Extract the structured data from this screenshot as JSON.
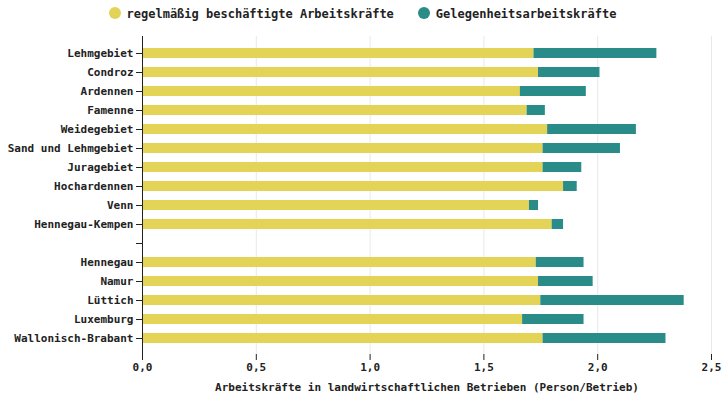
{
  "chart_data": {
    "type": "bar",
    "orientation": "horizontal",
    "stacked": true,
    "grid": true,
    "legend": "top",
    "xlabel": "Arbeitskräfte in landwirtschaftlichen Betrieben (Person/Betrieb)",
    "categories": [
      "Lehmgebiet",
      "Condroz",
      "Ardennen",
      "Famenne",
      "Weidegebiet",
      "Sand und Lehmgebiet",
      "Juragebiet",
      "Hochardennen",
      "Venn",
      "Hennegau-Kempen",
      null,
      "Hennegau",
      "Namur",
      "Lüttich",
      "Luxemburg",
      "Wallonisch-Brabant"
    ],
    "series": [
      {
        "name": "regelmäßig beschäftigte Arbeitskräfte",
        "color": "#e3d356",
        "values": [
          1.72,
          1.74,
          1.66,
          1.69,
          1.78,
          1.76,
          1.76,
          1.85,
          1.7,
          1.8,
          null,
          1.73,
          1.74,
          1.75,
          1.67,
          1.76
        ]
      },
      {
        "name": "Gelegenheitsarbeitskräfte",
        "color": "#2a8c88",
        "values": [
          0.54,
          0.27,
          0.29,
          0.08,
          0.39,
          0.34,
          0.17,
          0.06,
          0.04,
          0.05,
          null,
          0.21,
          0.24,
          0.63,
          0.27,
          0.54
        ]
      }
    ],
    "xlim": [
      0,
      2.5
    ],
    "xticks": [
      {
        "value": 0,
        "label": "0,0"
      },
      {
        "value": 0.5,
        "label": "0,5"
      },
      {
        "value": 1,
        "label": "1,0"
      },
      {
        "value": 1.5,
        "label": "1,5"
      },
      {
        "value": 2,
        "label": "2,0"
      },
      {
        "value": 2.5,
        "label": "2,5"
      }
    ]
  }
}
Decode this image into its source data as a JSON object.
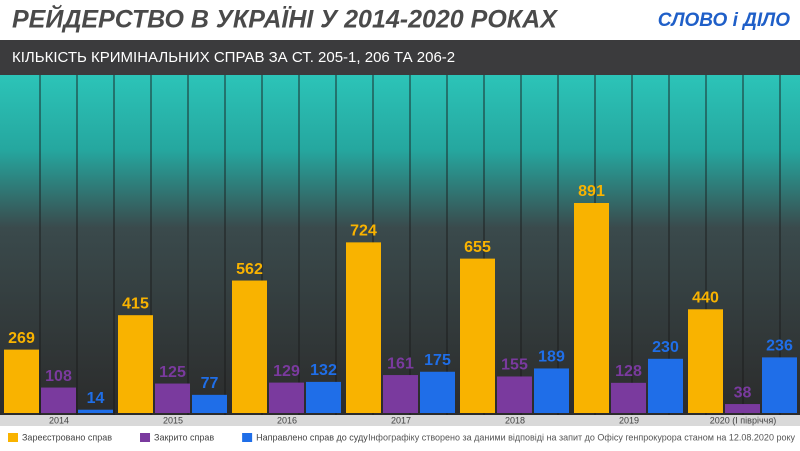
* * *
■ TASK DIRECTIONS
Only a number is wanted: how many lines of the material above hold "this"?

■ THE RESULT
2